### TO BE DONE
The required output is the line containing "Transcribe this image's" through the final line of the material below, printed exactly, with no other lines.

┌────────

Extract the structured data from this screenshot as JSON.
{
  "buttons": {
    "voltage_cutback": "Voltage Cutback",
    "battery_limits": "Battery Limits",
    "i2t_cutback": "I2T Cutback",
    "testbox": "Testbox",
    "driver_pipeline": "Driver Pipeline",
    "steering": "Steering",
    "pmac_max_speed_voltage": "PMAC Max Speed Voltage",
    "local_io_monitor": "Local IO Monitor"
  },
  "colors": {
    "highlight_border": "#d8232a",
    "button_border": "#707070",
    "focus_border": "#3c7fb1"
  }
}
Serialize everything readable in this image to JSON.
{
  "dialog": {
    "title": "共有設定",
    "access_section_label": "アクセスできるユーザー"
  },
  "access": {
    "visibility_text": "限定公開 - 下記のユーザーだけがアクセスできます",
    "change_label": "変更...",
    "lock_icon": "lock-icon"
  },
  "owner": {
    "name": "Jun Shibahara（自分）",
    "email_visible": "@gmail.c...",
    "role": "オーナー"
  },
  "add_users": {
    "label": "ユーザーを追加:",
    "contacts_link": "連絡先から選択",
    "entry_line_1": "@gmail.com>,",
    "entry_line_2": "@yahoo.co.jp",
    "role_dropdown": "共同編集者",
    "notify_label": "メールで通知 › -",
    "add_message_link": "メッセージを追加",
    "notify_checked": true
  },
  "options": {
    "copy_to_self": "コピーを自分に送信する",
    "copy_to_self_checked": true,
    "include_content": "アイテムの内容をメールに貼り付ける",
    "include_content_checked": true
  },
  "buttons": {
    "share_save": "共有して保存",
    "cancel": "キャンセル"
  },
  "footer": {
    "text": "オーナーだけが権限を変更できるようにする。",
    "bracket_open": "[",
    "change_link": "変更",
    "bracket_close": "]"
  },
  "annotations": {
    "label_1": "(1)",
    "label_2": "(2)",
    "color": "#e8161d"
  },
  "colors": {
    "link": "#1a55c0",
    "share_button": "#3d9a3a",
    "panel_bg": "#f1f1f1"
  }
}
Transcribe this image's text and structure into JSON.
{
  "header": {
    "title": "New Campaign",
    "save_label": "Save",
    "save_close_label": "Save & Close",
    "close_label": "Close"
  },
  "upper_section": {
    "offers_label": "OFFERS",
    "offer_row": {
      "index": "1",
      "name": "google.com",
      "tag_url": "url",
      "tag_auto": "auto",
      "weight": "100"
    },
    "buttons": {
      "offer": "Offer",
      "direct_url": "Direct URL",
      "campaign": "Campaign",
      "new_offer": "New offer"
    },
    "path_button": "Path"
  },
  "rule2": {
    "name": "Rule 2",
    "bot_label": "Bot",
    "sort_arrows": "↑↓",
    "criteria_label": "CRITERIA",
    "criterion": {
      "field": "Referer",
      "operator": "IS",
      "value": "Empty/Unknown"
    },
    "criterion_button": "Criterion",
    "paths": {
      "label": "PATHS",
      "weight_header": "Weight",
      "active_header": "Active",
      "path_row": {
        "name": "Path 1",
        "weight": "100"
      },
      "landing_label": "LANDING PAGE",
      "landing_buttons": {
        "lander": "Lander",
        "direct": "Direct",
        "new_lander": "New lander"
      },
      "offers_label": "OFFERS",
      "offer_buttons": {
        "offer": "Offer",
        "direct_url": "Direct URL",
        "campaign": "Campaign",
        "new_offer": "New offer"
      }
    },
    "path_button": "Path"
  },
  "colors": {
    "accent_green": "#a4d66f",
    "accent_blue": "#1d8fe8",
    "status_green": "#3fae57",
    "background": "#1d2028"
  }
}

└────────

### THE ANSWER
Transcribe this image's text and structure into JSON.
{
  "header": {
    "title": "New Campaign",
    "save_label": "Save",
    "save_close_label": "Save & Close",
    "close_label": "Close"
  },
  "upper_section": {
    "offers_label": "OFFERS",
    "offer_row": {
      "index": "1",
      "name": "google.com",
      "tag_url": "url",
      "tag_auto": "auto",
      "weight": "100"
    },
    "buttons": {
      "offer": "Offer",
      "direct_url": "Direct URL",
      "campaign": "Campaign",
      "new_offer": "New offer"
    },
    "path_button": "Path"
  },
  "rule2": {
    "name": "Rule 2",
    "bot_label": "Bot",
    "sort_arrows": "↑↓",
    "criteria_label": "CRITERIA",
    "criterion": {
      "field": "Referer",
      "operator": "IS",
      "value": "Empty/Unknown"
    },
    "criterion_button": "Criterion",
    "paths": {
      "label": "PATHS",
      "weight_header": "Weight",
      "active_header": "Active",
      "path_row": {
        "name": "Path 1",
        "weight": "100"
      },
      "landing_label": "LANDING PAGE",
      "landing_buttons": {
        "lander": "Lander",
        "direct": "Direct",
        "new_lander": "New lander"
      },
      "offers_label": "OFFERS",
      "offer_buttons": {
        "offer": "Offer",
        "direct_url": "Direct URL",
        "campaign": "Campaign",
        "new_offer": "New offer"
      }
    },
    "path_button": "Path"
  },
  "colors": {
    "accent_green": "#a4d66f",
    "accent_blue": "#1d8fe8",
    "status_green": "#3fae57",
    "background": "#1d2028"
  }
}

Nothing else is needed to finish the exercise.